DATA FOR PROCESSING:

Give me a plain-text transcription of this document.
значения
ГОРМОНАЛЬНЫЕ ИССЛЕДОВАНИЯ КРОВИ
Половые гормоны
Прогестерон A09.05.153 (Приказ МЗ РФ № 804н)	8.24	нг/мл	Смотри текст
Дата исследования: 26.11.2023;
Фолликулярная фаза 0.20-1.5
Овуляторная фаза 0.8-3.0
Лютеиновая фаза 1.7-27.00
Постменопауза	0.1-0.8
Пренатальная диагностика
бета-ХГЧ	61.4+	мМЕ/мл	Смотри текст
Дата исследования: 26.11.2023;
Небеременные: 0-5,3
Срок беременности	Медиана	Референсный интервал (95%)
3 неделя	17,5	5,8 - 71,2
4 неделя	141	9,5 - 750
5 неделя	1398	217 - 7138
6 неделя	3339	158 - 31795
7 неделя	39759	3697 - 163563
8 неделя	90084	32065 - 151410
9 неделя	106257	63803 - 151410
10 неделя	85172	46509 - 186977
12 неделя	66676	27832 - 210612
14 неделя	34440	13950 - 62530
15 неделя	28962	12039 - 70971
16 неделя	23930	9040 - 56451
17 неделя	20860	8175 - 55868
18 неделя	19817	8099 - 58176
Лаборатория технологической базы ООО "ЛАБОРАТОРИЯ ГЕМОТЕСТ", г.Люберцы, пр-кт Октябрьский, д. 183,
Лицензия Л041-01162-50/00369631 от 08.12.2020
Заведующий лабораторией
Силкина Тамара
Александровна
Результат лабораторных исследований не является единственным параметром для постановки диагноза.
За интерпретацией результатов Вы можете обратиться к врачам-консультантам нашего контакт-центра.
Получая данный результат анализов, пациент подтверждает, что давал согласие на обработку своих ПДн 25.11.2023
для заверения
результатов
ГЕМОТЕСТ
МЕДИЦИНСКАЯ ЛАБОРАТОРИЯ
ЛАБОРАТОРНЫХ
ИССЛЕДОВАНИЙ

* * *

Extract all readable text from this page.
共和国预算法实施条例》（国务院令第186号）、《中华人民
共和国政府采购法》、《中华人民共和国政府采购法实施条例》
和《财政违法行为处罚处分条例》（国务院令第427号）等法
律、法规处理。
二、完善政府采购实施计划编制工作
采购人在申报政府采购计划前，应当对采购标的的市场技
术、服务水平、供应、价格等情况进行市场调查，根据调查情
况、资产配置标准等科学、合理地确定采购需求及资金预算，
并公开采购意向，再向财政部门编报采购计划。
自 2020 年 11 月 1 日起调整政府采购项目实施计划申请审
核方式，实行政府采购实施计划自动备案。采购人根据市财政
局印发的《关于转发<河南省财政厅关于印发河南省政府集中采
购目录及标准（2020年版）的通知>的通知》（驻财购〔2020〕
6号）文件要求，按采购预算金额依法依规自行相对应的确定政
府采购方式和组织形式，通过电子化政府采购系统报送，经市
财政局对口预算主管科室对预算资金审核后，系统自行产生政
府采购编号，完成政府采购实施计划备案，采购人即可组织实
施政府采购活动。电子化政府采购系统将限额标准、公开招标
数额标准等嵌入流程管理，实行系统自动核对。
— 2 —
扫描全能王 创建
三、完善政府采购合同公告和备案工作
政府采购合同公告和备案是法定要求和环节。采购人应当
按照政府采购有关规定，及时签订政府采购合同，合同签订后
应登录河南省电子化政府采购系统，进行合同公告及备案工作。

INSTRUCTION: Give only the number of lines in the data that hold the string "text".

THE RESPONSE: 2